> **GIVEN EXERCISE**
Each line containing the word "name" must be reported.

> **DATA PROVIDED**
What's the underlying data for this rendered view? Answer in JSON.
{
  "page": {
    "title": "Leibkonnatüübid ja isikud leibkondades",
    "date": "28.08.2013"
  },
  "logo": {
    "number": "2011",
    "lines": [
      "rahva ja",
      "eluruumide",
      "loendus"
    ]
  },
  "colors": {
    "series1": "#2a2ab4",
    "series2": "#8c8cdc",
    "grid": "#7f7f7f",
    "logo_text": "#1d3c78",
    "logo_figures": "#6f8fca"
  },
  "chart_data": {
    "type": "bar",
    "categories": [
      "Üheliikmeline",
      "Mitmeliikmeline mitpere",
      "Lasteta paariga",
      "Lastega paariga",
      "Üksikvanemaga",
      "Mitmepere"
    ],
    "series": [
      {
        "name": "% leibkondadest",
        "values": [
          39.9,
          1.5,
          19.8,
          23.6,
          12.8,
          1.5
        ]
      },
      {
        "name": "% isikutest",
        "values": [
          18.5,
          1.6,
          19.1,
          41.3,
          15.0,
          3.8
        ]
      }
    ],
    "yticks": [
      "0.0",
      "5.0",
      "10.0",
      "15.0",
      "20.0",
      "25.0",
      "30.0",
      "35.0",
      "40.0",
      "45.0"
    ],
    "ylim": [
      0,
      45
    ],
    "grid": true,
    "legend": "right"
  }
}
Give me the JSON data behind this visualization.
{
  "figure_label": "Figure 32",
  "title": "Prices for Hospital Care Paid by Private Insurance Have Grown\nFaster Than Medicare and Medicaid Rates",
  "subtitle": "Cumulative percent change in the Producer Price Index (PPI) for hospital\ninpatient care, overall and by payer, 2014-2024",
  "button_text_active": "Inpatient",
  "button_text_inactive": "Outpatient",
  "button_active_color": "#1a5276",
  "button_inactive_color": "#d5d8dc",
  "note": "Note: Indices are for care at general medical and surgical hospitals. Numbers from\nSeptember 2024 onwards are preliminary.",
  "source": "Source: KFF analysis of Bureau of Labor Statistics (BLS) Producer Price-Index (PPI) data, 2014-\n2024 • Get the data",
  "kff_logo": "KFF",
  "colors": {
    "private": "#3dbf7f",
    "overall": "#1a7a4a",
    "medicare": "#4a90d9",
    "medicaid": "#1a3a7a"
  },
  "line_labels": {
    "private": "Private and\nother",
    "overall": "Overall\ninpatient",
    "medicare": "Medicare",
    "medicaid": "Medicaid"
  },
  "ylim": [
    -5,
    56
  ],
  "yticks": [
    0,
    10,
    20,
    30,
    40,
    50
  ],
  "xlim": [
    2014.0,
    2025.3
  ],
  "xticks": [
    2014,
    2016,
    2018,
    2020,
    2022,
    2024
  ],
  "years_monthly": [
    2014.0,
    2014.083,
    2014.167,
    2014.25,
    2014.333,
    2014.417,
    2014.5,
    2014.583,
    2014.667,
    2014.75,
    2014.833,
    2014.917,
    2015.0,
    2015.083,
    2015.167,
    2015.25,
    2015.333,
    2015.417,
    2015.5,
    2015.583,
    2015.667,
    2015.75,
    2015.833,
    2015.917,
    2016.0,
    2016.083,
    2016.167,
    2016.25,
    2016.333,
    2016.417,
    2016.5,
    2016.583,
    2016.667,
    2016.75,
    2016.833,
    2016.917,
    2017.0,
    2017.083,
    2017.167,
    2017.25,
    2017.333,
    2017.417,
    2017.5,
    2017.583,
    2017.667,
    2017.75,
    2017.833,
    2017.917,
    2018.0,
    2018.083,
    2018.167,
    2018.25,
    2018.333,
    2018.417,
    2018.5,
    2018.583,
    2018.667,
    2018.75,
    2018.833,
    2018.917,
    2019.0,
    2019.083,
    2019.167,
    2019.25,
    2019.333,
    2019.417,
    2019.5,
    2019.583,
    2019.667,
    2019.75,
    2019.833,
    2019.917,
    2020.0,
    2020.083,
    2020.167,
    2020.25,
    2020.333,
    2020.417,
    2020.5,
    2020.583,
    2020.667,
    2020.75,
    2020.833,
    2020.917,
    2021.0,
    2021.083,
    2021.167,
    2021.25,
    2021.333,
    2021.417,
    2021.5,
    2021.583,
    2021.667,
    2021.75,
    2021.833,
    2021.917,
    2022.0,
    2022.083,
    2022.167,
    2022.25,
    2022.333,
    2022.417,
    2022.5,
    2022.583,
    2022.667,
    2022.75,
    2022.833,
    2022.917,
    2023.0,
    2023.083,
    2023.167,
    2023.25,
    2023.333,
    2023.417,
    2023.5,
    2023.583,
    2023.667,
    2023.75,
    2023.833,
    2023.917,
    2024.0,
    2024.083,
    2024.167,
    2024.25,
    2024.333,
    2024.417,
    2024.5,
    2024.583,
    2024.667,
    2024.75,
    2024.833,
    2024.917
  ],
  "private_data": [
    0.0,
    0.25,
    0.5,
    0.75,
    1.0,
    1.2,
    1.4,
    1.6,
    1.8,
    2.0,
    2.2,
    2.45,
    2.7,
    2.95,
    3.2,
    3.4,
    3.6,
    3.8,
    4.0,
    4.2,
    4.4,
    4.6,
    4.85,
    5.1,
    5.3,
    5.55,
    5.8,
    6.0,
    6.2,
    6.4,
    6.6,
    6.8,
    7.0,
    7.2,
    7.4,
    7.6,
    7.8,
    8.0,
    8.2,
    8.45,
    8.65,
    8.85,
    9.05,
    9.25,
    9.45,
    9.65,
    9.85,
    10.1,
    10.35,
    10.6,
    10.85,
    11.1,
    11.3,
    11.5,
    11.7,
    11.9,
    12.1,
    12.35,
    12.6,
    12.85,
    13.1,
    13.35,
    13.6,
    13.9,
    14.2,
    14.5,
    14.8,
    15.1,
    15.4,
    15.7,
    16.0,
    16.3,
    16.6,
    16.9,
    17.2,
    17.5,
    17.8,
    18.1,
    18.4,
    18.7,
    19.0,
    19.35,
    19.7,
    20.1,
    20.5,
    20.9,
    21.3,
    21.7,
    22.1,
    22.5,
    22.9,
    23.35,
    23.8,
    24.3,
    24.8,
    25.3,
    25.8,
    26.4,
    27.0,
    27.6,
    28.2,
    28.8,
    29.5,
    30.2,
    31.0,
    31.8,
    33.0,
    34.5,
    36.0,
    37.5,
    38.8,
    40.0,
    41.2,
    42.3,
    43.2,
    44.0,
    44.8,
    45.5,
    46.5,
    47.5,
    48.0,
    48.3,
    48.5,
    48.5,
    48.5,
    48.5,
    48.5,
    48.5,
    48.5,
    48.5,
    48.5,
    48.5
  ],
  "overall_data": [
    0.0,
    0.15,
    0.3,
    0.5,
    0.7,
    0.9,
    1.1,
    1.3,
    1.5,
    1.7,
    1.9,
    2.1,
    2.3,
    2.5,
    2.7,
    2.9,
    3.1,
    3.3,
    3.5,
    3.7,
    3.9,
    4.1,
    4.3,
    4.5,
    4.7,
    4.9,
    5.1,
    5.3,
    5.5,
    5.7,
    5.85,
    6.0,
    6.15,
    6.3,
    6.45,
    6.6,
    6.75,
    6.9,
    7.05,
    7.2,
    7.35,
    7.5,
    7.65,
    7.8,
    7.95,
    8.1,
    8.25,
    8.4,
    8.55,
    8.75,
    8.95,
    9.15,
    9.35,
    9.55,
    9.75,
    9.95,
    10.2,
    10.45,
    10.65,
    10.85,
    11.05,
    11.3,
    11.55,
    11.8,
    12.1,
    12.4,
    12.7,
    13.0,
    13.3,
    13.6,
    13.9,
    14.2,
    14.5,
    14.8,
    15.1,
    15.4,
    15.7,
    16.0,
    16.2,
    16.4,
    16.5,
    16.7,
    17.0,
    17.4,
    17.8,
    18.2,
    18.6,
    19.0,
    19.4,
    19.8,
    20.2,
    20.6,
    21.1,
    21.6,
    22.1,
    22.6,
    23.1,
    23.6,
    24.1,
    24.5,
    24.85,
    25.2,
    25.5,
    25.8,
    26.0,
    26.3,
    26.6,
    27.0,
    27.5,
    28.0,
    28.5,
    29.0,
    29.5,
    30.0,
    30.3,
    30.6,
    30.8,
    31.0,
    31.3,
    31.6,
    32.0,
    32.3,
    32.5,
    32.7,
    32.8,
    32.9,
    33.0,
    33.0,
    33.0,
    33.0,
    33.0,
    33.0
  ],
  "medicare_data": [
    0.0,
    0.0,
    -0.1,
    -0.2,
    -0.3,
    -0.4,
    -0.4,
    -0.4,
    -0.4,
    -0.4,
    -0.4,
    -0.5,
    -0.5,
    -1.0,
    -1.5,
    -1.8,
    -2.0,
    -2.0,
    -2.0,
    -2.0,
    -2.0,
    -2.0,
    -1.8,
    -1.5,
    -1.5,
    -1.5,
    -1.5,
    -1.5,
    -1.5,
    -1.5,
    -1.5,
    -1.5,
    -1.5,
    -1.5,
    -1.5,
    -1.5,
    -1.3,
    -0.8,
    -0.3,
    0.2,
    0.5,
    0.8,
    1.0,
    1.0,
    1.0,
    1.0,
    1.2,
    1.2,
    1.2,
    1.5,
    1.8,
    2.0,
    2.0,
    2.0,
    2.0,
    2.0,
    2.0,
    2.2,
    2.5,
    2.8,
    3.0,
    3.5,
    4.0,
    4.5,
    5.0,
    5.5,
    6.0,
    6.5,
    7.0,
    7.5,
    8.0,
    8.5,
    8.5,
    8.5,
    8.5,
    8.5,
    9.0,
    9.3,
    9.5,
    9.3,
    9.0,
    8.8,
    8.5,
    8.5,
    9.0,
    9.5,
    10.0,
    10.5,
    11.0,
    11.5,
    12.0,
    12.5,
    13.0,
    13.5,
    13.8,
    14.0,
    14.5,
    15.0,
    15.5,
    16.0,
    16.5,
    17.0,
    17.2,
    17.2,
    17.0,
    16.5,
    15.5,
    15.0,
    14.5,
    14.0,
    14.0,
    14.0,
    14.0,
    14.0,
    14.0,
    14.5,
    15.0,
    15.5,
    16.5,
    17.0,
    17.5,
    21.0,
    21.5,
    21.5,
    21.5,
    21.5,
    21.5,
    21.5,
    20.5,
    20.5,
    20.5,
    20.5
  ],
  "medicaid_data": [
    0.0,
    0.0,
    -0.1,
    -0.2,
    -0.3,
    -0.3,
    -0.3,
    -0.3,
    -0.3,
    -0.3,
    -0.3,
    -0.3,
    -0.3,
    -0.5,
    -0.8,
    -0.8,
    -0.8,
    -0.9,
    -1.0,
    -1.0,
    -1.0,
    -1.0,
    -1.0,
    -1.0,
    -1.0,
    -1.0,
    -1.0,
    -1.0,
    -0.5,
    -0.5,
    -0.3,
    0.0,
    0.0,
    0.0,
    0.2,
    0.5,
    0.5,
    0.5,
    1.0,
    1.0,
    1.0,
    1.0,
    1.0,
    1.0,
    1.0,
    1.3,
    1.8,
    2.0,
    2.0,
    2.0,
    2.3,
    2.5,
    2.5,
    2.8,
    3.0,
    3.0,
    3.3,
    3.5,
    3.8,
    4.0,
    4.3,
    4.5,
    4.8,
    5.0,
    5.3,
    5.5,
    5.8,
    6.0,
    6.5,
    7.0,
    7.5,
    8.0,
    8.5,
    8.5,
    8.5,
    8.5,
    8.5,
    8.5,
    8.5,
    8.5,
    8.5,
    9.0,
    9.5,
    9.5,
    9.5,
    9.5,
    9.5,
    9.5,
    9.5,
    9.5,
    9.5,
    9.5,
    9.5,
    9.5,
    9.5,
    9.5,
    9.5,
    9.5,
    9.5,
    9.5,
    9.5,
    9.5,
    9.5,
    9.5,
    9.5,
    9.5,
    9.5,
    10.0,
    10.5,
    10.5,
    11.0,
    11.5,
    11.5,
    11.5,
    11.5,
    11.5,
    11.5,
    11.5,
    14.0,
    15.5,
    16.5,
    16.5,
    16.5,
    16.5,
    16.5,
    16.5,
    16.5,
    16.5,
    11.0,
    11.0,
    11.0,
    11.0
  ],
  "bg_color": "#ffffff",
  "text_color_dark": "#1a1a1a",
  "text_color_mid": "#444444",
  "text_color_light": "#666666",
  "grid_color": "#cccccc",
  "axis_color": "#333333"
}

> **RESULT OF THIS TASK**
        "name": "% leibkondadest",
        "name": "% isikutest",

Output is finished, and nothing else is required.